## WHAT IS ASKED
Find the lines holding "season" and copy them.

## DATA FOR THE TASK

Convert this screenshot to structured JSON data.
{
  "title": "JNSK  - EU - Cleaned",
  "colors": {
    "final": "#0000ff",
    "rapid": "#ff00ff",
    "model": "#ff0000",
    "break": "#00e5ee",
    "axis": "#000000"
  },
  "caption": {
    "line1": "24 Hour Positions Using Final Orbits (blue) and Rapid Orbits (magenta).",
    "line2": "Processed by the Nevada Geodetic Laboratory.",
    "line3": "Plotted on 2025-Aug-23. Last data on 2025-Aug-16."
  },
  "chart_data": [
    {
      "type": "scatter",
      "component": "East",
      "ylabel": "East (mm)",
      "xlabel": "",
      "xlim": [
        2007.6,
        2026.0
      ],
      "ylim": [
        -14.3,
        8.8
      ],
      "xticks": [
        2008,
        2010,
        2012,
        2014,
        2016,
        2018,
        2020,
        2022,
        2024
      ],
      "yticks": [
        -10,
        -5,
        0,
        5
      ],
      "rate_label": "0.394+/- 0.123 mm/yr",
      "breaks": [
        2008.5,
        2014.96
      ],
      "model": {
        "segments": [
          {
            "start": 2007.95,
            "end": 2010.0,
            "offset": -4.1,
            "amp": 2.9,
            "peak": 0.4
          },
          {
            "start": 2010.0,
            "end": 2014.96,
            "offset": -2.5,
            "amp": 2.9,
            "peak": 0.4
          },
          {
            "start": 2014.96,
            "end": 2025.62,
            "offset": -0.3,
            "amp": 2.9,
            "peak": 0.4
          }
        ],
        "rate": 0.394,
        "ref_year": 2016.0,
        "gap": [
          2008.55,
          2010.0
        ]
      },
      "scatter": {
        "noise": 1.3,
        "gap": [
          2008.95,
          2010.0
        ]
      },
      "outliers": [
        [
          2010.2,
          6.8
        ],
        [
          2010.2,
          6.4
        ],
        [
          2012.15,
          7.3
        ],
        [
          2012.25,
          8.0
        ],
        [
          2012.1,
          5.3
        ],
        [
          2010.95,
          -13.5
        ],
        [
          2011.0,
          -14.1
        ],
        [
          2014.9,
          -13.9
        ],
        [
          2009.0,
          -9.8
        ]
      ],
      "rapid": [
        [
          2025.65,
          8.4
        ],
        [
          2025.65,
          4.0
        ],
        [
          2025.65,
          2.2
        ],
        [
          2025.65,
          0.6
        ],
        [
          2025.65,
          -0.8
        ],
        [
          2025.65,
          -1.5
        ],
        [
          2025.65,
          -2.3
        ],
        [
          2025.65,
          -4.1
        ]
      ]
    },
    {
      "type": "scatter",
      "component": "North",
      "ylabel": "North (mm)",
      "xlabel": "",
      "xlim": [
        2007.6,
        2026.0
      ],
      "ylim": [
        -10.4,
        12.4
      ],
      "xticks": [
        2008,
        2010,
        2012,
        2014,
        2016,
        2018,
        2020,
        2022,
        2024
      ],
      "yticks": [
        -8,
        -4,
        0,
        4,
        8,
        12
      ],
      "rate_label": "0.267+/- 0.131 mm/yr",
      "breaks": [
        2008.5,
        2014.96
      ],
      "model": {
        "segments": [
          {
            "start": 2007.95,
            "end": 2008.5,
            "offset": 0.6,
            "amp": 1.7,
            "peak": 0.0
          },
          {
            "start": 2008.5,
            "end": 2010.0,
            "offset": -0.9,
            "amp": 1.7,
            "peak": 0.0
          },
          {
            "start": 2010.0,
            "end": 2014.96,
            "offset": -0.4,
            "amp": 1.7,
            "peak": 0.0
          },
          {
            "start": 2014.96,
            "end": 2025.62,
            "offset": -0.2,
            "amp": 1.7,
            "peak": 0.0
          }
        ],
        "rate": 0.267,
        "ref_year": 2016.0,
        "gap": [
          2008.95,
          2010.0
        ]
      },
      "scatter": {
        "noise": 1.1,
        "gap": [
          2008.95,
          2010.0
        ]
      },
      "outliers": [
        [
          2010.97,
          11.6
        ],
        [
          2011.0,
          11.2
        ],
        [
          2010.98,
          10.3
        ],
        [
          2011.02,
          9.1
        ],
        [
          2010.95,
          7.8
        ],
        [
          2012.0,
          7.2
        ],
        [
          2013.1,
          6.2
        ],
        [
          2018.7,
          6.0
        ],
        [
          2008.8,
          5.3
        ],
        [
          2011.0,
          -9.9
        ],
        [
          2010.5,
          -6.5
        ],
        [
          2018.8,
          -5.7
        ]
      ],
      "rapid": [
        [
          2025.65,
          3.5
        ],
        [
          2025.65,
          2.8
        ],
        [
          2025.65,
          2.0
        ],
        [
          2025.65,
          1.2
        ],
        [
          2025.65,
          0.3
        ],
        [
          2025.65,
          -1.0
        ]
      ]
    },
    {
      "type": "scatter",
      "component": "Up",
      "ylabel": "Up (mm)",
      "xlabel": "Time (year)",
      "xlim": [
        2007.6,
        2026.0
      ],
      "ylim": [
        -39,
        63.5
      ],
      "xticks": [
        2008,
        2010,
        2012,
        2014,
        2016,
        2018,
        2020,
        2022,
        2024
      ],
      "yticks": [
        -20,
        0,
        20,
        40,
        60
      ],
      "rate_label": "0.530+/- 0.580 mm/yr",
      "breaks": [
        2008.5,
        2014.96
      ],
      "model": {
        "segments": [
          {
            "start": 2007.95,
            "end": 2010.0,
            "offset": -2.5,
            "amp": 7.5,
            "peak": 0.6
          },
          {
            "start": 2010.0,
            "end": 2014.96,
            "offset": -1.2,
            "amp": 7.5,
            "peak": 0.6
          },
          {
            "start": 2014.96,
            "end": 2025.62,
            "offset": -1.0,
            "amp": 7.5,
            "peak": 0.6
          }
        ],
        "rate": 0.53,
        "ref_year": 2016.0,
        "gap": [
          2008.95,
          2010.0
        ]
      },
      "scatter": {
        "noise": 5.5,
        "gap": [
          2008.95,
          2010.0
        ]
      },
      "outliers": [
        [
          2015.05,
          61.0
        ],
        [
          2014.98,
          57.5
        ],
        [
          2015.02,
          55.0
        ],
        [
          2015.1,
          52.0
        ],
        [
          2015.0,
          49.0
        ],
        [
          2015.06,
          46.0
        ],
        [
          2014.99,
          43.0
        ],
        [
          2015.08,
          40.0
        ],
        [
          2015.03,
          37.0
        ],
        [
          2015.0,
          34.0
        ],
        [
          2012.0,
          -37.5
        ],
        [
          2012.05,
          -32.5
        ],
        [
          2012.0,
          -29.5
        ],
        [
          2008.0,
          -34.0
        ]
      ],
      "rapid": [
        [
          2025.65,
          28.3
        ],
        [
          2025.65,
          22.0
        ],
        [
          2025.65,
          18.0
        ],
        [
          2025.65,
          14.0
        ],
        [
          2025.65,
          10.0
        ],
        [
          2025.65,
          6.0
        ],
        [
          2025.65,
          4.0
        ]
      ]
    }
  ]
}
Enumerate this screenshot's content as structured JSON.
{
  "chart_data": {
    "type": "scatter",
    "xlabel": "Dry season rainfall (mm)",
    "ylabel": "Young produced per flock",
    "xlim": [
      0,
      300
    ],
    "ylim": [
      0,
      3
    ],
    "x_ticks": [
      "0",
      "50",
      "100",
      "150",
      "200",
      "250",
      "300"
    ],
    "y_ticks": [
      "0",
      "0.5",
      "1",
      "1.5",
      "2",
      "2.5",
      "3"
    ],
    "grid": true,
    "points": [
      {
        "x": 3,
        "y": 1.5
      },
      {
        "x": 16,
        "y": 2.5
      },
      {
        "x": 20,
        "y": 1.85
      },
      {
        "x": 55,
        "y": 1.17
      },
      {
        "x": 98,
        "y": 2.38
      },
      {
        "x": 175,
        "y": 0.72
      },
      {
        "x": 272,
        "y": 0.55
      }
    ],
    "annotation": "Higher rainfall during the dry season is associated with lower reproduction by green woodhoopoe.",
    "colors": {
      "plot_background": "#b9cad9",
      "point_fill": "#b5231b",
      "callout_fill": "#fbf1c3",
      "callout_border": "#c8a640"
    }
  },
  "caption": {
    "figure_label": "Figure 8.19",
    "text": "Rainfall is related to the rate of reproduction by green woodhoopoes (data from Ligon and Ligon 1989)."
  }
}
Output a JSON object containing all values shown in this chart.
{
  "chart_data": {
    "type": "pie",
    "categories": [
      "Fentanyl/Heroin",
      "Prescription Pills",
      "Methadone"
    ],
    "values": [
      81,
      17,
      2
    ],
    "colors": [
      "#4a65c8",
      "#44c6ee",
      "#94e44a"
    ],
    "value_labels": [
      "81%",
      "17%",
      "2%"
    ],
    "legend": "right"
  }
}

## IN RESPONSE
    "xlabel": "Dry season rainfall (mm)",
    "annotation": "Higher rainfall during the dry season is associated with lower reproduction by green woodhoopoe.",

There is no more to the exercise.